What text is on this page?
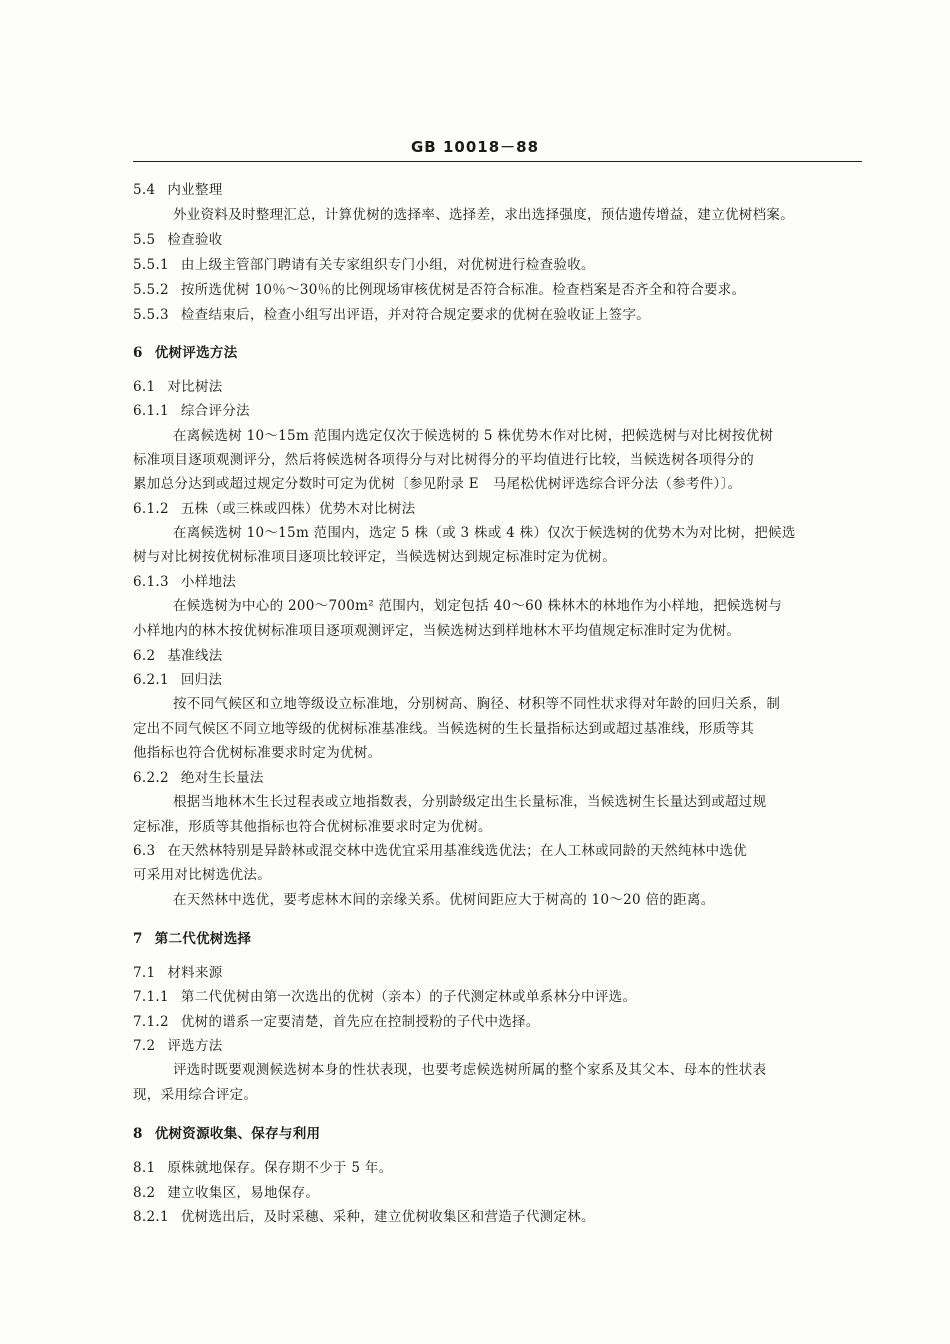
GB 10018－88
5.4 内业整理
外业资料及时整理汇总，计算优树的选择率、选择差，求出选择强度，预估遗传增益，建立优树档案。
5.5 检查验收
5.5.1 由上级主管部门聘请有关专家组织专门小组，对优树进行检查验收。
5.5.2 按所选优树 10％～30％的比例现场审核优树是否符合标准。检查档案是否齐全和符合要求。
5.5.3 检查结束后，检查小组写出评语，并对符合规定要求的优树在验收证上签字。
6 优树评选方法
6.1 对比树法
6.1.1 综合评分法
在离候选树 10～15m 范围内选定仅次于候选树的 5 株优势木作对比树，把候选树与对比树按优树
标准项目逐项观测评分，然后将候选树各项得分与对比树得分的平均值进行比较，当候选树各项得分的
累加总分达到或超过规定分数时可定为优树〔参见附录 E　马尾松优树评选综合评分法（参考件）〕。
6.1.2 五株（或三株或四株）优势木对比树法
在离候选树 10～15m 范围内，选定 5 株（或 3 株或 4 株）仅次于候选树的优势木为对比树，把候选
树与对比树按优树标准项目逐项比较评定，当候选树达到规定标准时定为优树。
6.1.3 小样地法
在候选树为中心的 200～700m² 范围内，划定包括 40～60 株林木的林地作为小样地，把候选树与
小样地内的林木按优树标准项目逐项观测评定，当候选树达到样地林木平均值规定标准时定为优树。
6.2 基准线法
6.2.1 回归法
按不同气候区和立地等级设立标准地，分别树高、胸径、材积等不同性状求得对年龄的回归关系，制
定出不同气候区不同立地等级的优树标准基准线。当候选树的生长量指标达到或超过基准线，形质等其
他指标也符合优树标准要求时定为优树。
6.2.2 绝对生长量法
根据当地林木生长过程表或立地指数表，分别龄级定出生长量标准，当候选树生长量达到或超过规
定标准，形质等其他指标也符合优树标准要求时定为优树。
6.3 在天然林特别是异龄林或混交林中选优宜采用基准线选优法；在人工林或同龄的天然纯林中选优
可采用对比树选优法。
在天然林中选优，要考虑林木间的亲缘关系。优树间距应大于树高的 10～20 倍的距离。
7 第二代优树选择
7.1 材料来源
7.1.1 第二代优树由第一次选出的优树（亲本）的子代测定林或单系林分中评选。
7.1.2 优树的谱系一定要清楚，首先应在控制授粉的子代中选择。
7.2 评选方法
评选时既要观测候选树本身的性状表现，也要考虑候选树所属的整个家系及其父本、母本的性状表
现，采用综合评定。
8 优树资源收集、保存与利用
8.1 原株就地保存。保存期不少于 5 年。
8.2 建立收集区，易地保存。
8.2.1 优树选出后，及时采穗、采种，建立优树收集区和营造子代测定林。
========================================
Find every line that has "在离候选树" in it, then return those lines.

在离候选树 10～15m 范围内选定仅次于候选树的 5 株优势木作对比树，把候选树与对比树按优树
在离候选树 10～15m 范围内，选定 5 株（或 3 株或 4 株）仅次于候选树的优势木为对比树，把候选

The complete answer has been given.